◆ **What you are asked to do**:
Single out the lines that include the word "Number". Copy them.

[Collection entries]
— START —
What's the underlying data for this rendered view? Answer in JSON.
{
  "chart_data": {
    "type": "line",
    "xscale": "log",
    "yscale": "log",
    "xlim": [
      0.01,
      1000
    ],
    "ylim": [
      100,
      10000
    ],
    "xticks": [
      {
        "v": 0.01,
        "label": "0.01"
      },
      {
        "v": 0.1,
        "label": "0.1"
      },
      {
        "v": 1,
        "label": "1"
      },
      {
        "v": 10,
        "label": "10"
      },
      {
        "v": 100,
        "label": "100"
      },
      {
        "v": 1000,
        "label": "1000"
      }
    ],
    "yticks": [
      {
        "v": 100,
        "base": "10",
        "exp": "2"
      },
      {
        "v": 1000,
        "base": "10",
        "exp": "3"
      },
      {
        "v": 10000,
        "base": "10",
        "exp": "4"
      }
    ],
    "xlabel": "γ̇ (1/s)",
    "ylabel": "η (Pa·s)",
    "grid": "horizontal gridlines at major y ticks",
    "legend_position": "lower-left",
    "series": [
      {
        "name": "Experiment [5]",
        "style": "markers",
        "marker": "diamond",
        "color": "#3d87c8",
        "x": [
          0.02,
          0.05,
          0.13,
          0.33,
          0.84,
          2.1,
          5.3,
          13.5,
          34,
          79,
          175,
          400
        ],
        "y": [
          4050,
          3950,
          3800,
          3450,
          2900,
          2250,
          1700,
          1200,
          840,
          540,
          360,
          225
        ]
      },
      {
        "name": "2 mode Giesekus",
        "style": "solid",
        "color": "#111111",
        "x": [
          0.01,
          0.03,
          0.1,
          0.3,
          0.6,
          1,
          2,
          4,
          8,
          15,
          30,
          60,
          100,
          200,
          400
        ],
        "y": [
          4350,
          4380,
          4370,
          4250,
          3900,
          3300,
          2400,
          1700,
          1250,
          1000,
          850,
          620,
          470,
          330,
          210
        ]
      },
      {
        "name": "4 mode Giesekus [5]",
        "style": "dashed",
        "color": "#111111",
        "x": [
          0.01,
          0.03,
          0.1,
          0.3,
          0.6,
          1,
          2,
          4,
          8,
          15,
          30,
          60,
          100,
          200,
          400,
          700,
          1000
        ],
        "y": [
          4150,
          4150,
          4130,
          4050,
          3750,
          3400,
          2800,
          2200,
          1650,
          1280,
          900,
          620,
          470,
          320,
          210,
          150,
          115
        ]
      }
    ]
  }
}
— END —
— START —
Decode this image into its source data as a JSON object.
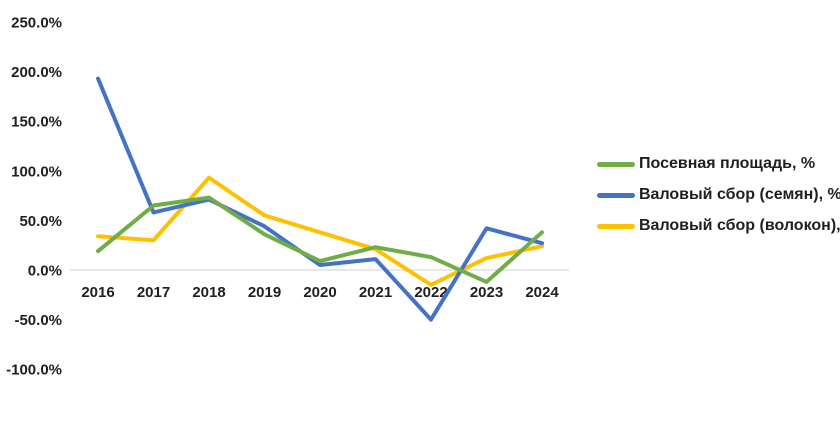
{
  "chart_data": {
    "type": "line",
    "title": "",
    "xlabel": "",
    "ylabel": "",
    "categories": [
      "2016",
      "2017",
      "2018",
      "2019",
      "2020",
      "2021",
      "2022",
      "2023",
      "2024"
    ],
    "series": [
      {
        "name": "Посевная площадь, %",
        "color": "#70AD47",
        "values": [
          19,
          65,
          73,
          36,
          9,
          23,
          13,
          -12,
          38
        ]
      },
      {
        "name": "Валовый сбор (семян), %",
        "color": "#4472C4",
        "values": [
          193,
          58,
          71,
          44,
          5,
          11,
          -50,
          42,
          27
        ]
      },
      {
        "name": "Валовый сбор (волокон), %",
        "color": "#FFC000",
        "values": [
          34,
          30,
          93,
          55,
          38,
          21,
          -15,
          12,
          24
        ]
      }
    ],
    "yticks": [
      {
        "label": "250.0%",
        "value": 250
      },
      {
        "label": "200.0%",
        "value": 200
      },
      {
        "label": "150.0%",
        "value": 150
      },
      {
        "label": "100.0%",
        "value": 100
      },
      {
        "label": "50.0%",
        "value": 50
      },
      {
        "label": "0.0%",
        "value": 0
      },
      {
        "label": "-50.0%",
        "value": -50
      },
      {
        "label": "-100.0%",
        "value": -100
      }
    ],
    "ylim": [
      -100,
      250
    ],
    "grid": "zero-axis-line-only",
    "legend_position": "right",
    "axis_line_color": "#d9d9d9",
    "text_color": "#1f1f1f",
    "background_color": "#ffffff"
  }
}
— END —
— START —
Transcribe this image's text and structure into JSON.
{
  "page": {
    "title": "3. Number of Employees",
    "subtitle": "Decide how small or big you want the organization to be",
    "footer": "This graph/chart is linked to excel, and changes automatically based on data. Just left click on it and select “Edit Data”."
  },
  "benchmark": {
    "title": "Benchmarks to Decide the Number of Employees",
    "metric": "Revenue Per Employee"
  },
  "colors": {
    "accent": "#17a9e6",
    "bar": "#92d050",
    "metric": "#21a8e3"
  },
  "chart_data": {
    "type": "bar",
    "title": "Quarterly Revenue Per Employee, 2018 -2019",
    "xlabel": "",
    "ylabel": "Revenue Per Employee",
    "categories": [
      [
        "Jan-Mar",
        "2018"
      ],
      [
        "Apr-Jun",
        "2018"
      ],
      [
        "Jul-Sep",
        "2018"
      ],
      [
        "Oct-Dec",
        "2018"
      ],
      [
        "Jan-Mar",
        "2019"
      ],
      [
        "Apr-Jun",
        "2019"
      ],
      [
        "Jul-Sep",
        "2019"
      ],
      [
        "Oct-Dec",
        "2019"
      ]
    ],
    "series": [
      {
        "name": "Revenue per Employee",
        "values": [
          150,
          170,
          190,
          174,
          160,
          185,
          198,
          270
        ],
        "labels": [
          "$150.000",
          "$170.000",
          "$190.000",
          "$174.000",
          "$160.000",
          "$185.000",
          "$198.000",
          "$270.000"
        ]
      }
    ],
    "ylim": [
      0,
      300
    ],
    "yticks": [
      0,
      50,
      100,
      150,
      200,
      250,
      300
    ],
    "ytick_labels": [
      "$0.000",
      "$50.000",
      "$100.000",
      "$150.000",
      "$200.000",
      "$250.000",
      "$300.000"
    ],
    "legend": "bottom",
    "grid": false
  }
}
— END —
◆ **Output below**:
    "title": "3. Number of Employees",
    "title": "Benchmarks to Decide the Number of Employees",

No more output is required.